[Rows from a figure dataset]
────────

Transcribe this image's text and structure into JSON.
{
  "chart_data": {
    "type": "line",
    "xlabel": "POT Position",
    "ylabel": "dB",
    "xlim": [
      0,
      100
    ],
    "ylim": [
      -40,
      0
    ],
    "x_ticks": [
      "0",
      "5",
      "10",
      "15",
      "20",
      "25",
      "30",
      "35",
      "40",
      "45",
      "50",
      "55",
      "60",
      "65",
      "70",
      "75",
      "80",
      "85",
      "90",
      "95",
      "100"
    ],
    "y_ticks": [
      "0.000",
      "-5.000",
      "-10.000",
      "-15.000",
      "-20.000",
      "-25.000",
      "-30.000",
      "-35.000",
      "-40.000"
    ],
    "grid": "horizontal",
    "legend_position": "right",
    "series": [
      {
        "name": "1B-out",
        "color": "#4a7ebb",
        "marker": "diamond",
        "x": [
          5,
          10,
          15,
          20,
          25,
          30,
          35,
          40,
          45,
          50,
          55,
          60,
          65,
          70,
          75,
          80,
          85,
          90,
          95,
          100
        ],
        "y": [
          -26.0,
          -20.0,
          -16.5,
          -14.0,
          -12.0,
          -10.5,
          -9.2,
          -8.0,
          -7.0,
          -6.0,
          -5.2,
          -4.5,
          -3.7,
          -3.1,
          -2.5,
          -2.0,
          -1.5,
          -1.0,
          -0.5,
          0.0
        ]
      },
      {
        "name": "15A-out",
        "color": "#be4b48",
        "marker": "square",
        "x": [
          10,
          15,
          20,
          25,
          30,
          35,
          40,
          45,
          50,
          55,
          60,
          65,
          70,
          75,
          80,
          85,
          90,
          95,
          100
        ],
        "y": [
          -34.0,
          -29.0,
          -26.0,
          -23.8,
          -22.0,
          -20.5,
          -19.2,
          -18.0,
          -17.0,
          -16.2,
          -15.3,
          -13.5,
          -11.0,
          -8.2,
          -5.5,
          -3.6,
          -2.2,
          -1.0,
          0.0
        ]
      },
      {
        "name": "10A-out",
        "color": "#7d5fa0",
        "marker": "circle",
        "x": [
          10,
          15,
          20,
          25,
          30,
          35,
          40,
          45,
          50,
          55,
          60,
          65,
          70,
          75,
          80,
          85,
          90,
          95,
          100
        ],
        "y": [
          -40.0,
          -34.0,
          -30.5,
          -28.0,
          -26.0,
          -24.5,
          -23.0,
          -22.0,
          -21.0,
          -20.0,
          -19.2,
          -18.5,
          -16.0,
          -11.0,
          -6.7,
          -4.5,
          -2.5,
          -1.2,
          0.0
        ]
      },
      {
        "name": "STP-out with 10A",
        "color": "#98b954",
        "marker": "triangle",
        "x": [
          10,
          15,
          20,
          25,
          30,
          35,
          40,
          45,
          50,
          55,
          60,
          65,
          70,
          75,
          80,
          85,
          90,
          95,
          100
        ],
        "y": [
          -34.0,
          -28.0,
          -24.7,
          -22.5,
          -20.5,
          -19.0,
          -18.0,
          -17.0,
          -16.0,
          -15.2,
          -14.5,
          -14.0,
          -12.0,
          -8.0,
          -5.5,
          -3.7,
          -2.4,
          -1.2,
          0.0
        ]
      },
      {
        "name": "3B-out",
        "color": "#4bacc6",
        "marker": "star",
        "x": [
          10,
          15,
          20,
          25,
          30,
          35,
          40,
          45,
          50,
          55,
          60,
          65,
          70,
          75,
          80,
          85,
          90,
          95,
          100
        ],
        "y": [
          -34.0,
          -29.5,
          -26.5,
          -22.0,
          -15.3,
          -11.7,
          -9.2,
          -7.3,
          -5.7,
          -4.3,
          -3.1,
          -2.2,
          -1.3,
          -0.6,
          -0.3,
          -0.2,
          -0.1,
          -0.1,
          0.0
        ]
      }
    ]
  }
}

────────

### Instructions to follow
Reproduce each entry above exactly, keeping every word.

### Solved exercise
Transcribe this image's text and structure into JSON.
{
  "chart_data": {
    "type": "line",
    "xlabel": "POT Position",
    "ylabel": "dB",
    "xlim": [
      0,
      100
    ],
    "ylim": [
      -40,
      0
    ],
    "x_ticks": [
      "0",
      "5",
      "10",
      "15",
      "20",
      "25",
      "30",
      "35",
      "40",
      "45",
      "50",
      "55",
      "60",
      "65",
      "70",
      "75",
      "80",
      "85",
      "90",
      "95",
      "100"
    ],
    "y_ticks": [
      "0.000",
      "-5.000",
      "-10.000",
      "-15.000",
      "-20.000",
      "-25.000",
      "-30.000",
      "-35.000",
      "-40.000"
    ],
    "grid": "horizontal",
    "legend_position": "right",
    "series": [
      {
        "name": "1B-out",
        "color": "#4a7ebb",
        "marker": "diamond",
        "x": [
          5,
          10,
          15,
          20,
          25,
          30,
          35,
          40,
          45,
          50,
          55,
          60,
          65,
          70,
          75,
          80,
          85,
          90,
          95,
          100
        ],
        "y": [
          -26.0,
          -20.0,
          -16.5,
          -14.0,
          -12.0,
          -10.5,
          -9.2,
          -8.0,
          -7.0,
          -6.0,
          -5.2,
          -4.5,
          -3.7,
          -3.1,
          -2.5,
          -2.0,
          -1.5,
          -1.0,
          -0.5,
          0.0
        ]
      },
      {
        "name": "15A-out",
        "color": "#be4b48",
        "marker": "square",
        "x": [
          10,
          15,
          20,
          25,
          30,
          35,
          40,
          45,
          50,
          55,
          60,
          65,
          70,
          75,
          80,
          85,
          90,
          95,
          100
        ],
        "y": [
          -34.0,
          -29.0,
          -26.0,
          -23.8,
          -22.0,
          -20.5,
          -19.2,
          -18.0,
          -17.0,
          -16.2,
          -15.3,
          -13.5,
          -11.0,
          -8.2,
          -5.5,
          -3.6,
          -2.2,
          -1.0,
          0.0
        ]
      },
      {
        "name": "10A-out",
        "color": "#7d5fa0",
        "marker": "circle",
        "x": [
          10,
          15,
          20,
          25,
          30,
          35,
          40,
          45,
          50,
          55,
          60,
          65,
          70,
          75,
          80,
          85,
          90,
          95,
          100
        ],
        "y": [
          -40.0,
          -34.0,
          -30.5,
          -28.0,
          -26.0,
          -24.5,
          -23.0,
          -22.0,
          -21.0,
          -20.0,
          -19.2,
          -18.5,
          -16.0,
          -11.0,
          -6.7,
          -4.5,
          -2.5,
          -1.2,
          0.0
        ]
      },
      {
        "name": "STP-out with 10A",
        "color": "#98b954",
        "marker": "triangle",
        "x": [
          10,
          15,
          20,
          25,
          30,
          35,
          40,
          45,
          50,
          55,
          60,
          65,
          70,
          75,
          80,
          85,
          90,
          95,
          100
        ],
        "y": [
          -34.0,
          -28.0,
          -24.7,
          -22.5,
          -20.5,
          -19.0,
          -18.0,
          -17.0,
          -16.0,
          -15.2,
          -14.5,
          -14.0,
          -12.0,
          -8.0,
          -5.5,
          -3.7,
          -2.4,
          -1.2,
          0.0
        ]
      },
      {
        "name": "3B-out",
        "color": "#4bacc6",
        "marker": "star",
        "x": [
          10,
          15,
          20,
          25,
          30,
          35,
          40,
          45,
          50,
          55,
          60,
          65,
          70,
          75,
          80,
          85,
          90,
          95,
          100
        ],
        "y": [
          -34.0,
          -29.5,
          -26.5,
          -22.0,
          -15.3,
          -11.7,
          -9.2,
          -7.3,
          -5.7,
          -4.3,
          -3.1,
          -2.2,
          -1.3,
          -0.6,
          -0.3,
          -0.2,
          -0.1,
          -0.1,
          0.0
        ]
      }
    ]
  }
}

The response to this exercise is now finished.